[Collection entries]

— begin —

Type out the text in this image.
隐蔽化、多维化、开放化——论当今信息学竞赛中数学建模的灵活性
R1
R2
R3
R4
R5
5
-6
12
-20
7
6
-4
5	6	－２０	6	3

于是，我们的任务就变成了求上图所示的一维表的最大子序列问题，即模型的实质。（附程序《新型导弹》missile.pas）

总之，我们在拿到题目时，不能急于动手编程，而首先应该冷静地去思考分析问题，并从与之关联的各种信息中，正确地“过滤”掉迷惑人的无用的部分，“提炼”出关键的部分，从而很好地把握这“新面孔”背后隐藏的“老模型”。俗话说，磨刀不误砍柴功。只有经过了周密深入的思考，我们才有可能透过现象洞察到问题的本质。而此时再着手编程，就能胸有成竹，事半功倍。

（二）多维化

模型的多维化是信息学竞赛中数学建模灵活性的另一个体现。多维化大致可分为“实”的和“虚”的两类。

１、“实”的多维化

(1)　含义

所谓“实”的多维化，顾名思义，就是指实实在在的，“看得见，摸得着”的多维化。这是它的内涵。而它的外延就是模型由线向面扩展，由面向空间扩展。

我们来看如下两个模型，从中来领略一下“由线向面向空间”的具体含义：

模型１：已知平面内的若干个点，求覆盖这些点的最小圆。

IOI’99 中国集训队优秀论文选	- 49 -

— end —

**Exercise objective:** Extract the full listing and reproduce each line exactly.

**Solution to the exercise:**
Type out the text in this image.
隐蔽化、多维化、开放化——论当今信息学竞赛中数学建模的灵活性
R1
R2
R3
R4
R5
5
-6
12
-20
7
6
-4
5	6	－２０	6	3

于是，我们的任务就变成了求上图所示的一维表的最大子序列问题，即模型的实质。（附程序《新型导弹》missile.pas）

总之，我们在拿到题目时，不能急于动手编程，而首先应该冷静地去思考分析问题，并从与之关联的各种信息中，正确地“过滤”掉迷惑人的无用的部分，“提炼”出关键的部分，从而很好地把握这“新面孔”背后隐藏的“老模型”。俗话说，磨刀不误砍柴功。只有经过了周密深入的思考，我们才有可能透过现象洞察到问题的本质。而此时再着手编程，就能胸有成竹，事半功倍。

（二）多维化

模型的多维化是信息学竞赛中数学建模灵活性的另一个体现。多维化大致可分为“实”的和“虚”的两类。

１、“实”的多维化

(1)　含义

所谓“实”的多维化，顾名思义，就是指实实在在的，“看得见，摸得着”的多维化。这是它的内涵。而它的外延就是模型由线向面扩展，由面向空间扩展。

我们来看如下两个模型，从中来领略一下“由线向面向空间”的具体含义：

模型１：已知平面内的若干个点，求覆盖这些点的最小圆。

IOI’99 中国集训队优秀论文选	- 49 -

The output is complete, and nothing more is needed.